[Rows from a figure dataset]
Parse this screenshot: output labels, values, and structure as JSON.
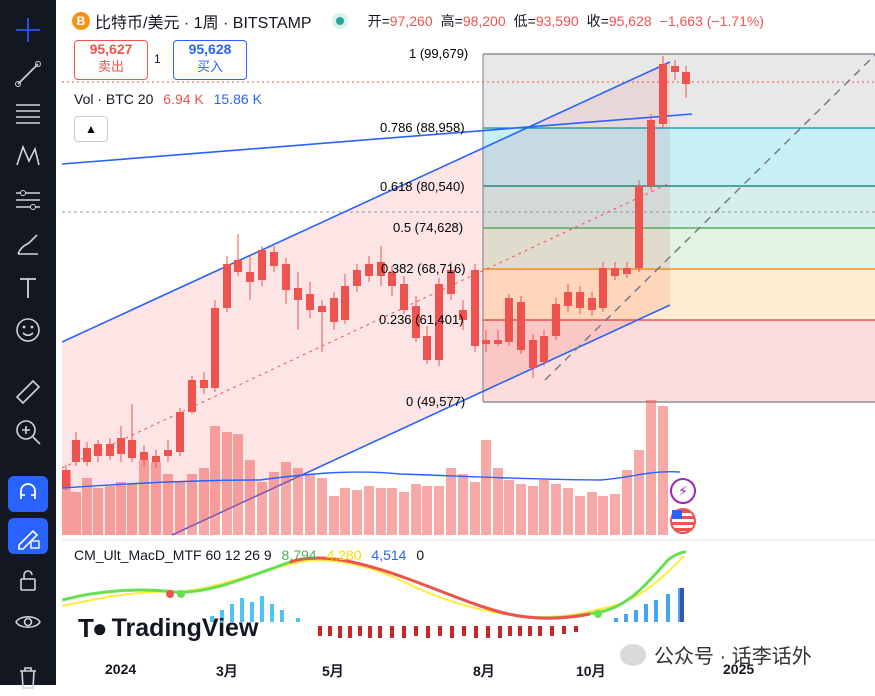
{
  "symbol": {
    "name": "比特币/美元 · 1周 · BITSTAMP",
    "open_label": "开=",
    "open": "97,260",
    "high_label": "高=",
    "high": "98,200",
    "low_label": "低=",
    "low": "93,590",
    "close_label": "收=",
    "close": "95,628",
    "change": "−1,663 (−1.71%)"
  },
  "trade": {
    "sell_price": "95,627",
    "sell_label": "卖出",
    "spread": "1",
    "buy_price": "95,628",
    "buy_label": "买入"
  },
  "volume_legend": {
    "label": "Vol · BTC 20",
    "value1": "6.94 K",
    "value2": "15.86 K"
  },
  "fib_levels": [
    {
      "label": "1 (99,679)",
      "color": "#787b86"
    },
    {
      "label": "0.786 (88,958)",
      "color": "#0097a7"
    },
    {
      "label": "0.618 (80,540)",
      "color": "#00796b"
    },
    {
      "label": "0.5 (74,628)",
      "color": "#43a047"
    },
    {
      "label": "0.382 (68,716)",
      "color": "#f57c00"
    },
    {
      "label": "0.236 (61,401)",
      "color": "#e53935"
    },
    {
      "label": "0 (49,577)",
      "color": "#787b86"
    }
  ],
  "macd_legend": {
    "label": "CM_Ult_MacD_MTF 60 12 26 9",
    "v1": "8,794",
    "v2": "4,280",
    "v3": "4,514",
    "v4": "0"
  },
  "x_axis": [
    "2024",
    "3月",
    "5月",
    "8月",
    "10月",
    "2025"
  ],
  "watermark": {
    "logo": "TradingView",
    "wechat": "公众号 · 话李话外"
  },
  "colors": {
    "up": "#26a69a",
    "down": "#ef5350",
    "channel": "#2962ff",
    "toolbar": "#131722"
  },
  "icons": [
    "crosshair-icon",
    "trend-line-icon",
    "fib-retracement-icon",
    "pattern-icon",
    "projection-icon",
    "brush-icon",
    "text-icon",
    "emoji-icon",
    "ruler-icon",
    "zoom-in-icon",
    "magnet-icon",
    "lock-drawing-icon",
    "lock-icon",
    "eye-icon",
    "trash-icon"
  ]
}
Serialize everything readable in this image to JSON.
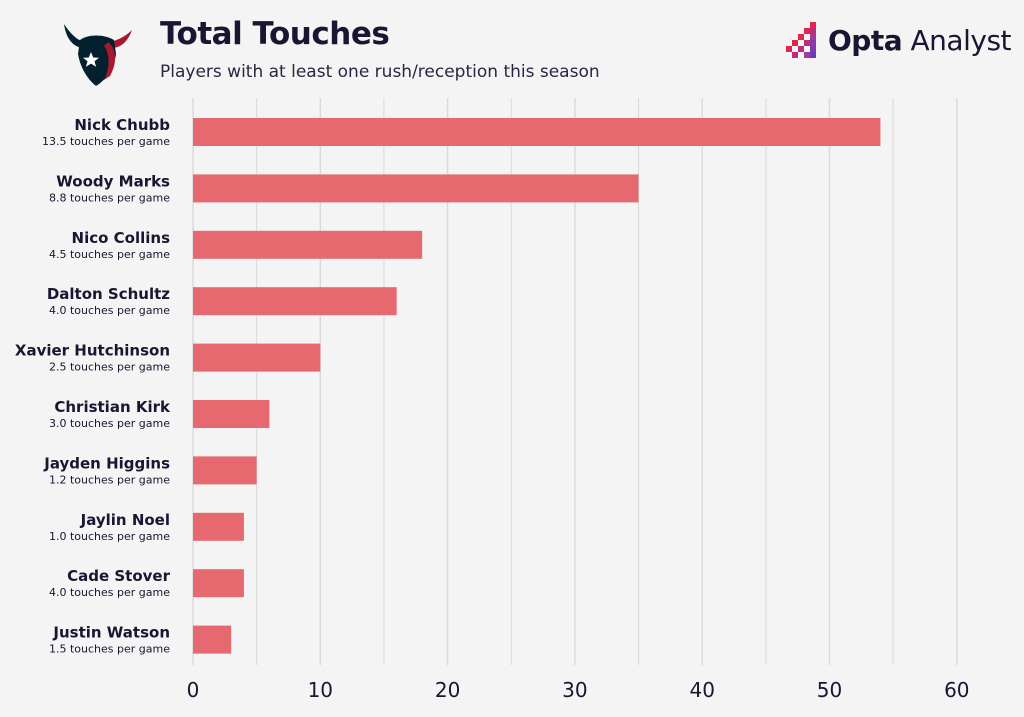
{
  "header": {
    "title": "Total Touches",
    "subtitle": "Players with at least one rush/reception this season"
  },
  "brand": {
    "name_bold": "Opta",
    "name_light": "Analyst"
  },
  "colors": {
    "bar": "#e5696e",
    "grid": "#d9d9d9",
    "text": "#1a1530",
    "team_navy": "#03202f",
    "team_red": "#a71930"
  },
  "chart_data": {
    "type": "bar",
    "orientation": "horizontal",
    "title": "Total Touches",
    "subtitle": "Players with at least one rush/reception this season",
    "xlabel": "",
    "ylabel": "",
    "xlim": [
      0,
      60
    ],
    "xticks": [
      0,
      10,
      20,
      30,
      40,
      50,
      60
    ],
    "grid": true,
    "categories": [
      "Nick Chubb",
      "Woody Marks",
      "Nico Collins",
      "Dalton Schultz",
      "Xavier Hutchinson",
      "Christian Kirk",
      "Jayden Higgins",
      "Jaylin Noel",
      "Cade Stover",
      "Justin Watson"
    ],
    "sublabels": [
      "13.5 touches per game",
      "8.8 touches per game",
      "4.5 touches per game",
      "4.0 touches per game",
      "2.5 touches per game",
      "3.0 touches per game",
      "1.2 touches per game",
      "1.0 touches per game",
      "4.0 touches per game",
      "1.5 touches per game"
    ],
    "values": [
      54,
      35,
      18,
      16,
      10,
      6,
      5,
      4,
      4,
      3
    ]
  }
}
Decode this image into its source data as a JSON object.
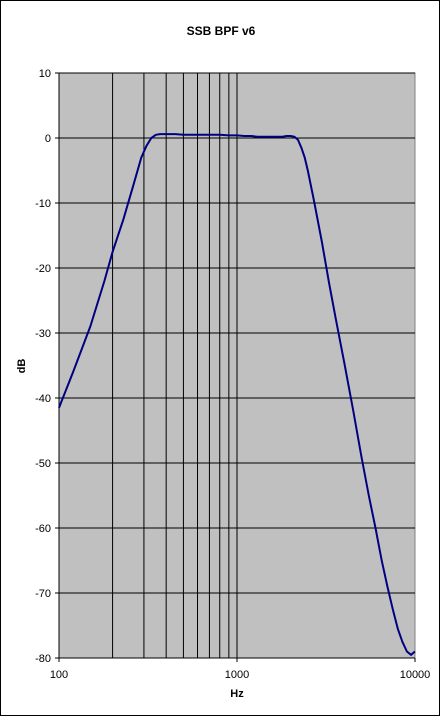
{
  "chart_data": {
    "type": "line",
    "title": "SSB BPF v6",
    "xlabel": "Hz",
    "ylabel": "dB",
    "x_scale": "log",
    "xlim": [
      100,
      10000
    ],
    "ylim": [
      -80,
      10
    ],
    "x_ticks": [
      100,
      1000,
      10000
    ],
    "x_tick_labels": [
      "100",
      "1000",
      "10000"
    ],
    "y_ticks": [
      10,
      0,
      -10,
      -20,
      -30,
      -40,
      -50,
      -60,
      -70,
      -80
    ],
    "y_tick_labels": [
      "10",
      "0",
      "-10",
      "-20",
      "-30",
      "-40",
      "-50",
      "-60",
      "-70",
      "-80"
    ],
    "grid": true,
    "plot_background": "#c0c0c0",
    "line_color": "#000080",
    "legend": "none",
    "series": [
      {
        "x": [
          100,
          120,
          150,
          180,
          200,
          230,
          260,
          290,
          310,
          330,
          350,
          370,
          400,
          450,
          500,
          600,
          700,
          800,
          900,
          1000,
          1100,
          1200,
          1300,
          1400,
          1500,
          1600,
          1700,
          1800,
          1900,
          2000,
          2100,
          2200,
          2300,
          2400,
          2500,
          2700,
          3000,
          3300,
          3600,
          4000,
          4500,
          5000,
          5500,
          6000,
          6500,
          7000,
          7500,
          8000,
          8500,
          9000,
          9500,
          10000
        ],
        "y": [
          -41.5,
          -36,
          -29,
          -22,
          -17.5,
          -12.5,
          -7.5,
          -3,
          -1.2,
          0,
          0.5,
          0.6,
          0.6,
          0.6,
          0.5,
          0.5,
          0.5,
          0.5,
          0.4,
          0.4,
          0.3,
          0.3,
          0.2,
          0.2,
          0.2,
          0.2,
          0.2,
          0.2,
          0.3,
          0.3,
          0.2,
          -0.3,
          -1.5,
          -3,
          -5,
          -9.5,
          -16,
          -22.5,
          -28,
          -34.5,
          -42,
          -49,
          -55,
          -60,
          -65,
          -69,
          -72.5,
          -75.5,
          -77.5,
          -79,
          -79.5,
          -79
        ]
      }
    ]
  }
}
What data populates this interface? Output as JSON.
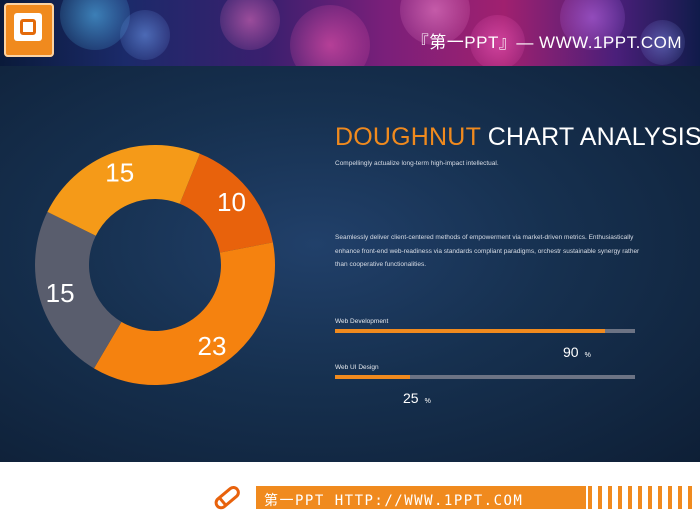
{
  "header": {
    "title": "『第一PPT』— WWW.1PPT.COM",
    "logo_icon": "powerpoint-logo-icon"
  },
  "slide": {
    "title_accent": "DOUGHNUT",
    "title_rest": " CHART ANALYSIS",
    "subtitle": "Compellingly  actualize  long-term  high-impact  intellectual.",
    "paragraph": "Seamlessly  deliver  client-centered  methods  of  empowerment  via  market-driven  metrics.  Enthusiastically  enhance  front-end  web-readiness  via  standards  compliant  paradigms,  orchestr  sustainable  synergy  rather  than  cooperative  functionalities.",
    "progress": [
      {
        "label": "Web Development",
        "value": 90,
        "value_text": "90",
        "unit": "%"
      },
      {
        "label": "Web UI Design",
        "value": 25,
        "value_text": "25",
        "unit": "%"
      }
    ]
  },
  "chart_data": {
    "type": "pie",
    "style": "doughnut",
    "categories": [
      "",
      "",
      "",
      ""
    ],
    "values": [
      10,
      23,
      15,
      15
    ],
    "labels": [
      "10",
      "23",
      "15",
      "15"
    ],
    "colors": [
      "#e8620c",
      "#f5820f",
      "#595d6d",
      "#f59a18"
    ],
    "start_angle_deg": 22,
    "direction": "clockwise"
  },
  "footer": {
    "text": "第一PPT HTTP://WWW.1PPT.COM",
    "icon": "pencil-icon"
  },
  "colors": {
    "accent": "#f08a1e",
    "track": "#6c7384",
    "slide_background": "#16304f"
  }
}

What you will do: Locate each line with the word "season" and copy it.

Reply:
    "subtitle": "Players with at least one rush/reception this season"
    "subtitle": "Players with at least one rush/reception this season",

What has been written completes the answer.